» What you have to do: Every entry must be echoed exactly.

+---+

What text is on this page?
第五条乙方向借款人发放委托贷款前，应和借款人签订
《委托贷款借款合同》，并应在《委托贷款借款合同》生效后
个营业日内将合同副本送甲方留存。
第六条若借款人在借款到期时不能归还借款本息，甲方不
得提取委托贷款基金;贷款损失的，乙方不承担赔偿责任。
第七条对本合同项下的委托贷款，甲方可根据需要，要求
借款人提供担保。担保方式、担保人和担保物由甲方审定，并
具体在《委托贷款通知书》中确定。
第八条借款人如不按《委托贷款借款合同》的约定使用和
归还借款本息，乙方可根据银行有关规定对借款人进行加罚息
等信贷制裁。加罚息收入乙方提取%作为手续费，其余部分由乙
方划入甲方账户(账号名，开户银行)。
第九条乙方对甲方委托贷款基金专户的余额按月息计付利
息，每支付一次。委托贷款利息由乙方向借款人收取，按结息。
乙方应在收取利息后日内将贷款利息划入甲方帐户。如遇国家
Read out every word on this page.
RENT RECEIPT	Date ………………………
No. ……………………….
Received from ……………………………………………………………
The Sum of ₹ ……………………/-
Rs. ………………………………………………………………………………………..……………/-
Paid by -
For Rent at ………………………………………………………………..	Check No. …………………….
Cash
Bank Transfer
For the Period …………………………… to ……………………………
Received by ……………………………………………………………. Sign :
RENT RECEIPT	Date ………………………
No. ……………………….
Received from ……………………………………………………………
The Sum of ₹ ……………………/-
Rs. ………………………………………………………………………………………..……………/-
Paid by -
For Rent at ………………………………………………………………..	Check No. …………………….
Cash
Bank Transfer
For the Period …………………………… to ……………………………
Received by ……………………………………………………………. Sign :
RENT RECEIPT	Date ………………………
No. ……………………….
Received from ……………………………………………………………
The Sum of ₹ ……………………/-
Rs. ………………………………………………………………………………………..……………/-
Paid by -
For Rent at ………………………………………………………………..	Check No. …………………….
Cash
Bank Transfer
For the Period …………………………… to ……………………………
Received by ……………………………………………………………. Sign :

+---+

» Response:
What text is on this page?
第五条乙方向借款人发放委托贷款前，应和借款人签订
《委托贷款借款合同》，并应在《委托贷款借款合同》生效后
个营业日内将合同副本送甲方留存。
第六条若借款人在借款到期时不能归还借款本息，甲方不
得提取委托贷款基金;贷款损失的，乙方不承担赔偿责任。
第七条对本合同项下的委托贷款，甲方可根据需要，要求
借款人提供担保。担保方式、担保人和担保物由甲方审定，并
具体在《委托贷款通知书》中确定。
第八条借款人如不按《委托贷款借款合同》的约定使用和
归还借款本息，乙方可根据银行有关规定对借款人进行加罚息
等信贷制裁。加罚息收入乙方提取%作为手续费，其余部分由乙
方划入甲方账户(账号名，开户银行)。
第九条乙方对甲方委托贷款基金专户的余额按月息计付利
息，每支付一次。委托贷款利息由乙方向借款人收取，按结息。
乙方应在收取利息后日内将贷款利息划入甲方帐户。如遇国家
Read out every word on this page.
RENT RECEIPT	Date ………………………
No. ……………………….
Received from ……………………………………………………………
The Sum of ₹ ……………………/-
Rs. ………………………………………………………………………………………..……………/-
Paid by -
For Rent at ………………………………………………………………..	Check No. …………………….
Cash
Bank Transfer
For the Period …………………………… to ……………………………
Received by ……………………………………………………………. Sign :
RENT RECEIPT	Date ………………………
No. ……………………….
Received from ……………………………………………………………
The Sum of ₹ ……………………/-
Rs. ………………………………………………………………………………………..……………/-
Paid by -
For Rent at ………………………………………………………………..	Check No. …………………….
Cash
Bank Transfer
For the Period …………………………… to ……………………………
Received by ……………………………………………………………. Sign :
RENT RECEIPT	Date ………………………
No. ……………………….
Received from ……………………………………………………………
The Sum of ₹ ……………………/-
Rs. ………………………………………………………………………………………..……………/-
Paid by -
For Rent at ………………………………………………………………..	Check No. …………………….
Cash
Bank Transfer
For the Period …………………………… to ……………………………
Received by ……………………………………………………………. Sign :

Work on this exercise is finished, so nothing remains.